- Entries taken from a collection -
* begin *
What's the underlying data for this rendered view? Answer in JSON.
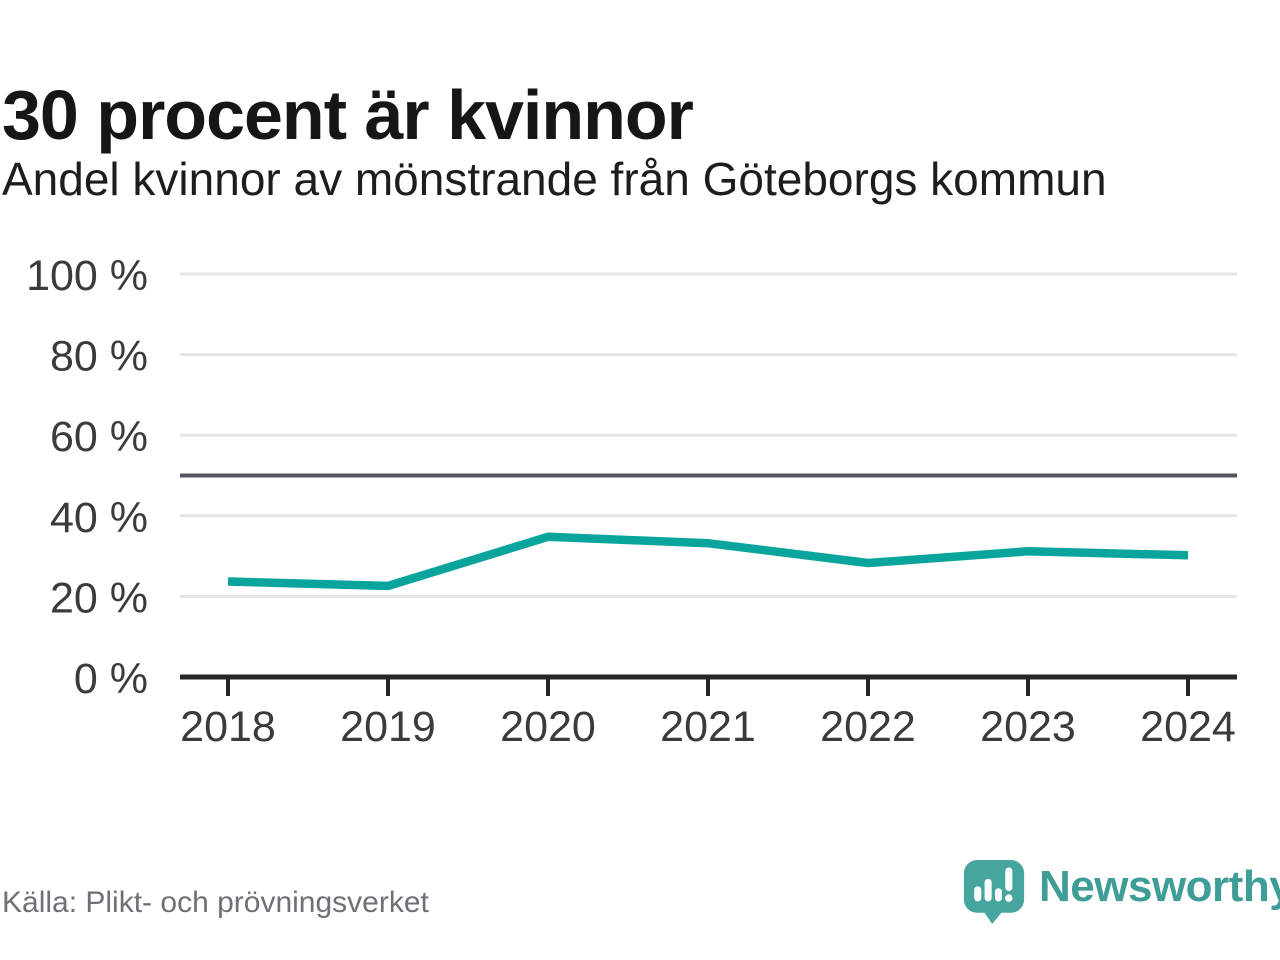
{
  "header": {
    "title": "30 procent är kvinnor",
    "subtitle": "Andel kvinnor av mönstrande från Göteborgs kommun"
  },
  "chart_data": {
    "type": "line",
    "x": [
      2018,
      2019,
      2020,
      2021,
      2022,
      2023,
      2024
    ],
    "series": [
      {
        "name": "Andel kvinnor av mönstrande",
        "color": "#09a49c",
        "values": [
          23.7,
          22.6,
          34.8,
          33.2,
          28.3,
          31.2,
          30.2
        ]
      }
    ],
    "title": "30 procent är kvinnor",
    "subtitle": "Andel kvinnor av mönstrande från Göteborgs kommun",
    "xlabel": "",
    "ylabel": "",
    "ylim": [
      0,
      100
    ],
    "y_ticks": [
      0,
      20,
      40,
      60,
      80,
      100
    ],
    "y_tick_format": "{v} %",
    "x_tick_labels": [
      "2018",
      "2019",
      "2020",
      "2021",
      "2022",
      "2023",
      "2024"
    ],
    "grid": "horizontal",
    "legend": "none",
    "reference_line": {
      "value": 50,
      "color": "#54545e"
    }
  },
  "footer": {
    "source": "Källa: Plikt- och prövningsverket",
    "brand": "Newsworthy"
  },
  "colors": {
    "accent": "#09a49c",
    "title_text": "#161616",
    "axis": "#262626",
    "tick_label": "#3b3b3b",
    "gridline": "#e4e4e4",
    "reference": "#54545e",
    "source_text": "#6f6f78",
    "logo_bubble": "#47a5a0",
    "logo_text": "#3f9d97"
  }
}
* end *
* begin *
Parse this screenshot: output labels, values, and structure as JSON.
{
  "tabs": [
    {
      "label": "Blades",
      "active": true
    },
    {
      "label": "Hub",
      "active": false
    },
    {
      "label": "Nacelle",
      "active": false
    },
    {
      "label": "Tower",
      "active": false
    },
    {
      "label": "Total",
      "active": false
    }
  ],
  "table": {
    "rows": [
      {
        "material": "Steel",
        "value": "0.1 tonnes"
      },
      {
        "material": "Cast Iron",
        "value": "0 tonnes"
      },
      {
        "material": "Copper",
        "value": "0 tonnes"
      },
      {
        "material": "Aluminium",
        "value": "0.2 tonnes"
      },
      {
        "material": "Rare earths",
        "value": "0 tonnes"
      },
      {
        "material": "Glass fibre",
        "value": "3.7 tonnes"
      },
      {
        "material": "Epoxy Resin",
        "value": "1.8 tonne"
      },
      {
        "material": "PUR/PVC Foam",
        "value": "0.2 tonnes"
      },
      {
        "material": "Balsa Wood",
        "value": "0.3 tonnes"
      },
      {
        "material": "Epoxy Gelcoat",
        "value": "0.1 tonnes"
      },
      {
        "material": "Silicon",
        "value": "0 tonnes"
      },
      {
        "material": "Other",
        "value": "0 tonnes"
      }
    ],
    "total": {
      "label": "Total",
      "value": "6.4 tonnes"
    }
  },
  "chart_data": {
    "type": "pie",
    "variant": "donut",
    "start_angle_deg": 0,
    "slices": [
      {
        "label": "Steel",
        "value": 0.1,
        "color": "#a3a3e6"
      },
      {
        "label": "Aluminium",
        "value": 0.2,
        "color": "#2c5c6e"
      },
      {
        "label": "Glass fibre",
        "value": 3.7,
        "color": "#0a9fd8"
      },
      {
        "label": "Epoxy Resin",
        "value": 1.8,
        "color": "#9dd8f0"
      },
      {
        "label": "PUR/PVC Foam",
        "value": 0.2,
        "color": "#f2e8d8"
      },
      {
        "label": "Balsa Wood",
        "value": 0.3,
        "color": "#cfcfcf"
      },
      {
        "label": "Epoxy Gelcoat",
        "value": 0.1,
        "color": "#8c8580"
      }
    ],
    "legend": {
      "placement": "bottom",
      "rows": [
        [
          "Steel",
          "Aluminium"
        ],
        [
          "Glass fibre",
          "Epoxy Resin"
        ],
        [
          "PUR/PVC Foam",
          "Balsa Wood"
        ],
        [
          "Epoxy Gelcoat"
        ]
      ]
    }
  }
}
* end *
- The exercise -
Select all lines in the listing above where the word "kommun" appears, and show them.

- Problem solution -
    "subtitle": "Andel kvinnor av mönstrande från Göteborgs kommun"
    "subtitle": "Andel kvinnor av mönstrande från Göteborgs kommun",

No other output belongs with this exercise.